Requirements ::
From the entries below, gather every line containing the string "Address".

### Material for the task

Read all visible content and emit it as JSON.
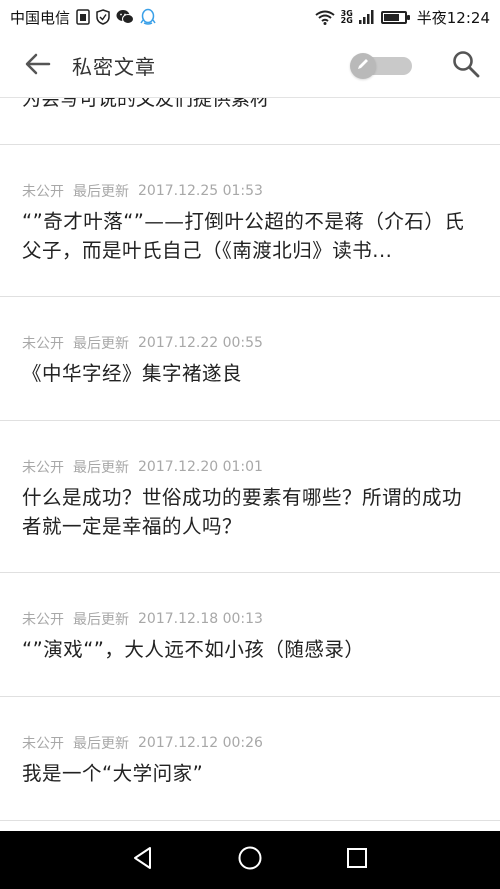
{
  "status_bar": {
    "carrier": "中国电信",
    "network_top": "3G",
    "network_bottom": "2G",
    "time": "半夜12:24",
    "battery_level": 0.75
  },
  "app_bar": {
    "title": "私密文章"
  },
  "partial_item": {
    "text": "为会写可说的文友们提供素材"
  },
  "articles": [
    {
      "status": "未公开",
      "updated_label": "最后更新",
      "date": "2017.12.25 01:53",
      "title": "“”奇才叶落“”——打倒叶公超的不是蒋（介石）氏父子，而是叶氏自己（《南渡北归》读书..."
    },
    {
      "status": "未公开",
      "updated_label": "最后更新",
      "date": "2017.12.22 00:55",
      "title": "《中华字经》集字褚遂良"
    },
    {
      "status": "未公开",
      "updated_label": "最后更新",
      "date": "2017.12.20 01:01",
      "title": "什么是成功？世俗成功的要素有哪些？所谓的成功者就一定是幸福的人吗？"
    },
    {
      "status": "未公开",
      "updated_label": "最后更新",
      "date": "2017.12.18 00:13",
      "title": "“”演戏“”，大人远不如小孩（随感录）"
    },
    {
      "status": "未公开",
      "updated_label": "最后更新",
      "date": "2017.12.12 00:26",
      "title": "我是一个“大学问家”"
    }
  ],
  "icons": {
    "back": "arrow-left-icon",
    "toggle": "pencil-icon",
    "search": "search-icon",
    "nav_back": "triangle-back-icon",
    "nav_home": "circle-home-icon",
    "nav_recent": "square-recent-icon"
  },
  "colors": {
    "meta_text": "#a8a8a8",
    "title_text": "#222222",
    "divider": "#e0e0e0",
    "nav_bar": "#000000"
  }
}
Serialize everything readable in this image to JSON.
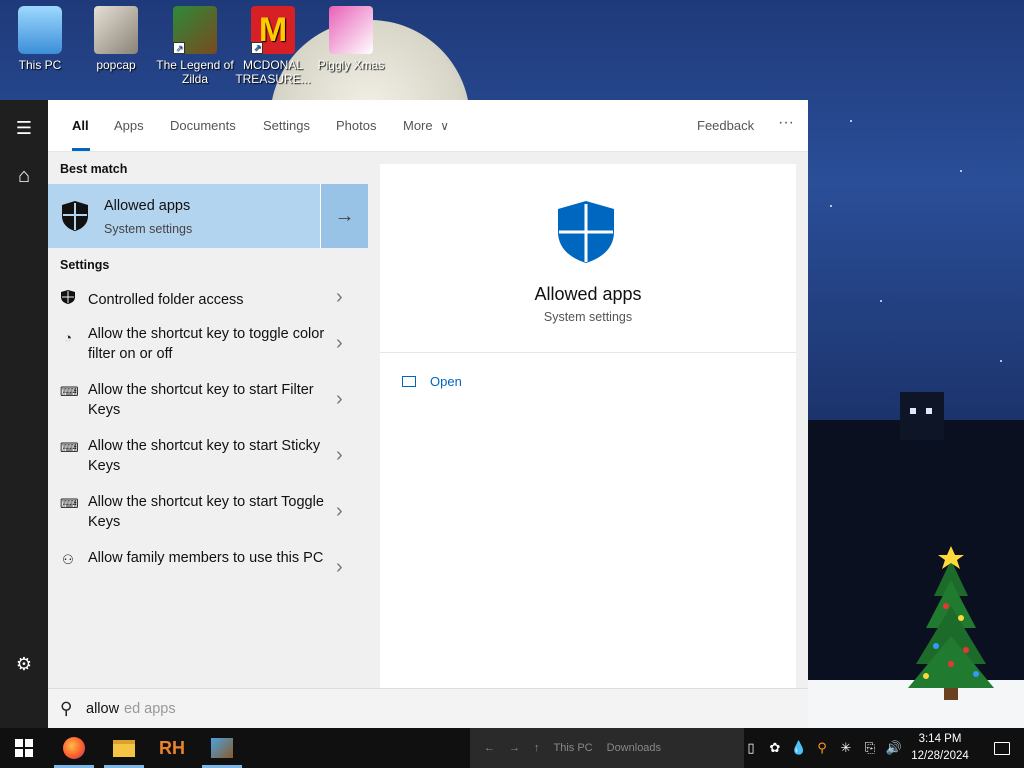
{
  "desktop": {
    "icons": [
      {
        "label": "This PC",
        "icon": "this-pc-icon"
      },
      {
        "label": "popcap",
        "icon": "popcap-icon"
      },
      {
        "label": "The Legend of Zilda",
        "icon": "zelda-game-icon"
      },
      {
        "label": "MCDONAL TREASURE...",
        "icon": "mcdonalds-game-icon"
      },
      {
        "label": "Piggly Xmas",
        "icon": "piggly-xmas-icon"
      }
    ]
  },
  "rail": {
    "hamburger": "☰",
    "home": "⌂",
    "settings": "⚙"
  },
  "tabs": [
    {
      "label": "All",
      "active": true
    },
    {
      "label": "Apps"
    },
    {
      "label": "Documents"
    },
    {
      "label": "Settings"
    },
    {
      "label": "Photos"
    },
    {
      "label": "More"
    }
  ],
  "tab_more_chevron": "∨",
  "feedback": "Feedback",
  "overflow": "···",
  "results": {
    "best_match_header": "Best match",
    "best_match": {
      "title": "Allowed apps",
      "subtitle": "System settings",
      "icon": "shield-icon",
      "arrow": "→"
    },
    "settings_header": "Settings",
    "items": [
      {
        "text": "Controlled folder access",
        "icon": "shield-icon"
      },
      {
        "text": "Allow the shortcut key to toggle color filter on or off",
        "icon": "palette-icon"
      },
      {
        "text": "Allow the shortcut key to start Filter Keys",
        "icon": "keyboard-icon"
      },
      {
        "text": "Allow the shortcut key to start Sticky Keys",
        "icon": "keyboard-icon"
      },
      {
        "text": "Allow the shortcut key to start Toggle Keys",
        "icon": "keyboard-icon"
      },
      {
        "text": "Allow family members to use this PC",
        "icon": "add-person-icon"
      }
    ],
    "chevron": "›"
  },
  "detail": {
    "title": "Allowed apps",
    "subtitle": "System settings",
    "open_label": "Open",
    "accent": "#0067c0"
  },
  "search": {
    "icon": "⚲",
    "typed": "allow",
    "ghost": "ed apps"
  },
  "taskbar": {
    "start_icon": "windows-logo-icon",
    "pinned": [
      "firefox-icon",
      "file-explorer-icon",
      "rh-app-icon",
      "app-icon"
    ],
    "rh_label": "RH",
    "explorer_fragments": [
      "←",
      "→",
      "↑",
      "This PC",
      "Downloads"
    ],
    "time": "3:14 PM",
    "date": "12/28/2024",
    "notification_icon": "notification-icon"
  }
}
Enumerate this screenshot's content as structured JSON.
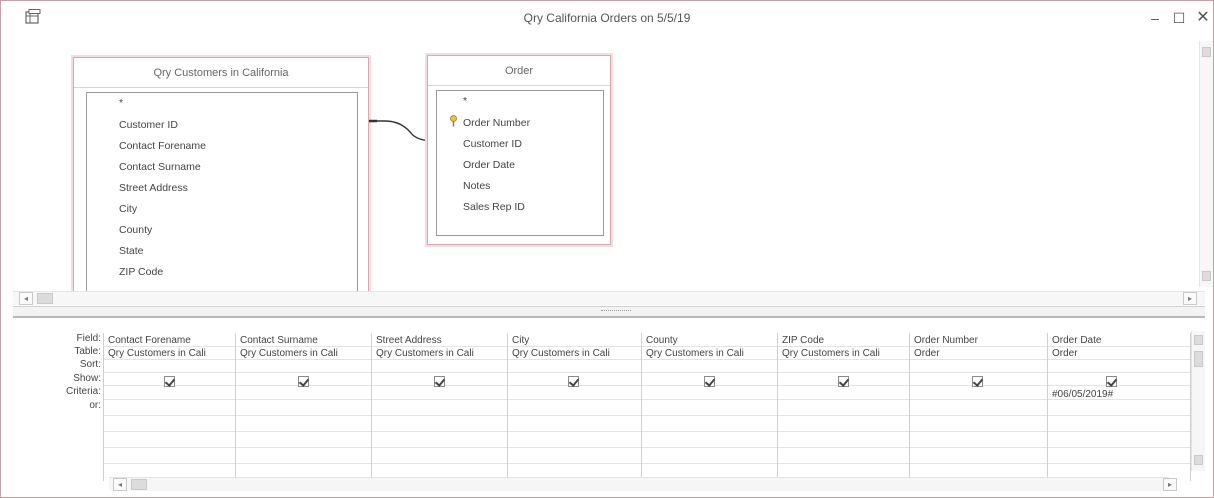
{
  "window": {
    "title": "Qry California Orders on 5/5/19",
    "icon": "query-datasheet-icon",
    "controls": {
      "minimize": "–",
      "maximize": "☐",
      "close": "✕"
    }
  },
  "tables": [
    {
      "name": "Qry Customers in California",
      "fields": [
        "*",
        "Customer ID",
        "Contact Forename",
        "Contact Surname",
        "Street Address",
        "City",
        "County",
        "State",
        "ZIP Code"
      ]
    },
    {
      "name": "Order",
      "fields": [
        "*",
        "Order Number",
        "Customer ID",
        "Order Date",
        "Notes",
        "Sales Rep ID"
      ],
      "primary_key": "Order Number"
    }
  ],
  "grid": {
    "row_labels": [
      "Field:",
      "Table:",
      "Sort:",
      "Show:",
      "Criteria:",
      "or:"
    ],
    "columns": [
      {
        "field": "Contact Forename",
        "table": "Qry Customers in Cali",
        "show": true,
        "criteria": ""
      },
      {
        "field": "Contact Surname",
        "table": "Qry Customers in Cali",
        "show": true,
        "criteria": ""
      },
      {
        "field": "Street Address",
        "table": "Qry Customers in Cali",
        "show": true,
        "criteria": ""
      },
      {
        "field": "City",
        "table": "Qry Customers in Cali",
        "show": true,
        "criteria": ""
      },
      {
        "field": "County",
        "table": "Qry Customers in Cali",
        "show": true,
        "criteria": ""
      },
      {
        "field": "ZIP Code",
        "table": "Qry Customers in Cali",
        "show": true,
        "criteria": ""
      },
      {
        "field": "Order Number",
        "table": "Order",
        "show": true,
        "criteria": ""
      },
      {
        "field": "Order Date",
        "table": "Order",
        "show": true,
        "criteria": "#06/05/2019#"
      }
    ]
  },
  "colors": {
    "border": "#c8a0a8",
    "grid_line": "#e3e3e3",
    "text": "#444444"
  }
}
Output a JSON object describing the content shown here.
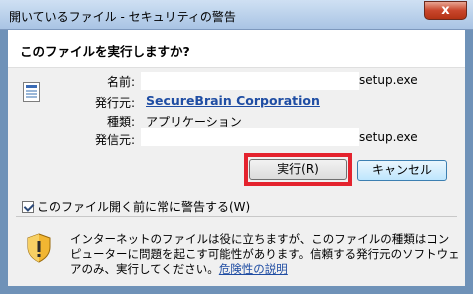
{
  "window": {
    "title": "開いているファイル - セキュリティの警告",
    "close_label": "x"
  },
  "prompt": {
    "question": "このファイルを実行しますか?"
  },
  "details": {
    "name_label": "名前:",
    "name_value": "setup.exe",
    "publisher_label": "発行元:",
    "publisher_value": "SecureBrain Corporation",
    "type_label": "種類:",
    "type_value": "アプリケーション",
    "from_label": "発信元:",
    "from_value": "setup.exe"
  },
  "buttons": {
    "run_label": "実行(R)",
    "cancel_label": "キャンセル"
  },
  "checkbox": {
    "label": "このファイル開く前に常に警告する(W)",
    "checked": true
  },
  "warning": {
    "text": "インターネットのファイルは役に立ちますが、このファイルの種類はコンピューターに問題を起こす可能性があります。信頼する発行元のソフトウェアのみ、実行してください。",
    "link_label": "危険性の説明"
  },
  "colors": {
    "highlight": "#e4232e",
    "link": "#1f4da3"
  }
}
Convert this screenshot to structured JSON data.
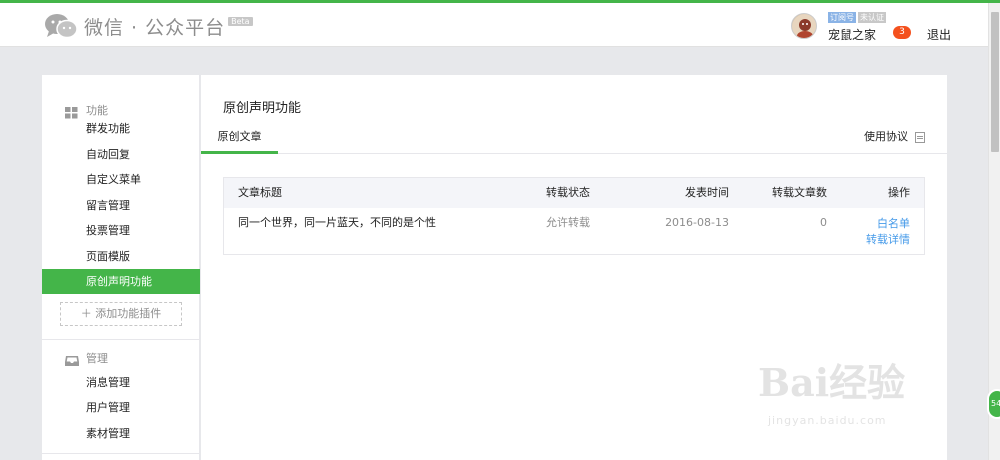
{
  "header": {
    "brand": "微信 · 公众平台",
    "beta": "Beta",
    "tags": [
      "订阅号",
      "未认证"
    ],
    "account_name": "宠鼠之家",
    "notification_count": "3",
    "logout": "退出"
  },
  "sidebar": {
    "groups": [
      {
        "label": "功能",
        "icon": "grid-icon",
        "items": [
          "群发功能",
          "自动回复",
          "自定义菜单",
          "留言管理",
          "投票管理",
          "页面模版",
          "原创声明功能"
        ],
        "active_item": "原创声明功能",
        "add_plugin": "添加功能插件"
      },
      {
        "label": "管理",
        "icon": "inbox-icon",
        "items": [
          "消息管理",
          "用户管理",
          "素材管理"
        ]
      }
    ]
  },
  "main": {
    "title": "原创声明功能",
    "tabs": [
      {
        "label": "原创文章",
        "active": true
      }
    ],
    "agreement_link": "使用协议",
    "table": {
      "columns": [
        "文章标题",
        "转载状态",
        "发表时间",
        "转载文章数",
        "操作"
      ],
      "rows": [
        {
          "title": "同一个世界，同一片蓝天，不同的是个性",
          "status": "允许转载",
          "date": "2016-08-13",
          "count": "0",
          "actions": [
            "白名单",
            "转载详情"
          ]
        }
      ]
    }
  },
  "watermark": {
    "text": "Bai经验",
    "sub": "jingyan.baidu.com"
  },
  "float_button": "54",
  "colors": {
    "accent": "#44b549",
    "link": "#459ae9",
    "badge": "#f4511e",
    "background": "#e7e8eb"
  }
}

######

Exercise output ::
        "Street Address",
        "field": "Street Address",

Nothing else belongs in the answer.